┌─ Data for this exercise

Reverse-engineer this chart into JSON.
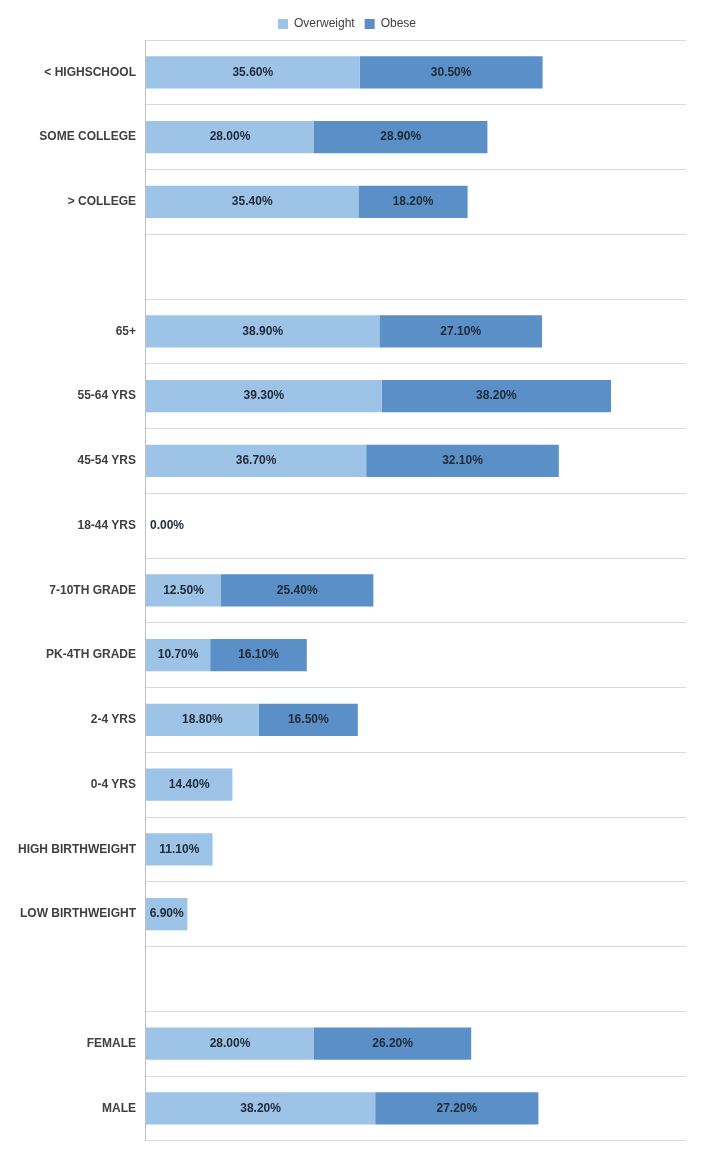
{
  "chart_data": {
    "type": "bar",
    "orientation": "horizontal",
    "stacked": true,
    "categories": [
      "< HIGHSCHOOL",
      "SOME COLLEGE",
      "> COLLEGE",
      null,
      "65+",
      "55-64 YRS",
      "45-54 YRS",
      "18-44 YRS",
      "7-10TH GRADE",
      "PK-4TH GRADE",
      "2-4 YRS",
      "0-4 YRS",
      "HIGH BIRTHWEIGHT",
      "LOW BIRTHWEIGHT",
      null,
      "FEMALE",
      "MALE"
    ],
    "series": [
      {
        "name": "Overweight",
        "color": "#9dc3e6",
        "values": [
          35.6,
          28.0,
          35.4,
          null,
          38.9,
          39.3,
          36.7,
          0.0,
          12.5,
          10.7,
          18.8,
          14.4,
          11.1,
          6.9,
          null,
          28.0,
          38.2
        ],
        "value_labels": [
          "35.60%",
          "28.00%",
          "35.40%",
          null,
          "38.90%",
          "39.30%",
          "36.70%",
          "0.00%",
          "12.50%",
          "10.70%",
          "18.80%",
          "14.40%",
          "11.10%",
          "6.90%",
          null,
          "28.00%",
          "38.20%"
        ]
      },
      {
        "name": "Obese",
        "color": "#5b8fc7",
        "values": [
          30.5,
          28.9,
          18.2,
          null,
          27.1,
          38.2,
          32.1,
          null,
          25.4,
          16.1,
          16.5,
          null,
          null,
          null,
          null,
          26.2,
          27.2
        ],
        "value_labels": [
          "30.50%",
          "28.90%",
          "18.20%",
          null,
          "27.10%",
          "38.20%",
          "32.10%",
          null,
          "25.40%",
          "16.10%",
          "16.50%",
          null,
          null,
          null,
          null,
          "26.20%",
          "27.20%"
        ]
      }
    ],
    "xlim": [
      0,
      90
    ],
    "grid": "y",
    "legend": "top",
    "tick_labels": "y"
  }
}
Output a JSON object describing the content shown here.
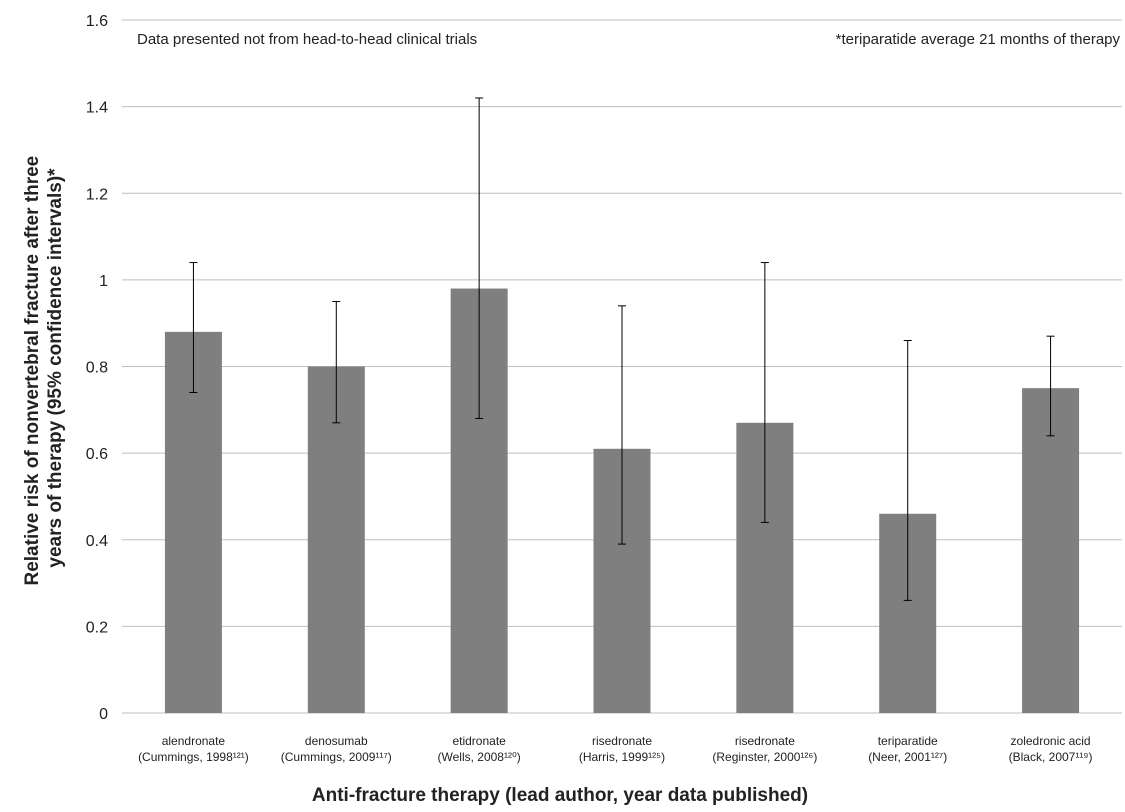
{
  "chart_data": {
    "type": "bar",
    "categories": [
      [
        "alendronate",
        "(Cummings, 1998¹²¹)"
      ],
      [
        "denosumab",
        "(Cummings, 2009¹¹⁷)"
      ],
      [
        "etidronate",
        "(Wells, 2008¹²⁰)"
      ],
      [
        "risedronate",
        "(Harris, 1999¹²⁵)"
      ],
      [
        "risedronate",
        "(Reginster, 2000¹²⁶)"
      ],
      [
        "teriparatide",
        "(Neer, 2001¹²⁷)"
      ],
      [
        "zoledronic acid",
        "(Black, 2007¹¹⁹)"
      ]
    ],
    "values": [
      0.88,
      0.8,
      0.98,
      0.61,
      0.67,
      0.46,
      0.75
    ],
    "ci_lower": [
      0.74,
      0.67,
      0.68,
      0.39,
      0.44,
      0.26,
      0.64
    ],
    "ci_upper": [
      1.04,
      0.95,
      1.42,
      0.94,
      1.04,
      0.86,
      0.87
    ],
    "ylim": [
      0,
      1.6
    ],
    "yticks": [
      0,
      0.2,
      0.4,
      0.6,
      0.8,
      1,
      1.2,
      1.4,
      1.6
    ],
    "ytick_labels": [
      "0",
      "0.2",
      "0.4",
      "0.6",
      "0.8",
      "1",
      "1.2",
      "1.4",
      "1.6"
    ],
    "xlabel": "Anti-fracture therapy (lead author, year data published)",
    "ylabel_lines": [
      "Relative risk of nonvertebral fracture after three",
      "years of therapy (95% confidence intervals)*"
    ],
    "annotations": [
      "Data presented not from head-to-head clinical trials",
      "*teriparatide average 21 months of therapy"
    ],
    "grid": true,
    "bar_color": "#7f7f7f",
    "grid_color": "#bfbfbf",
    "error_bar_color": "#000000"
  }
}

└─

Exercise requirements: Report only how many lines in the records contain the word "JSON".

Task output: 2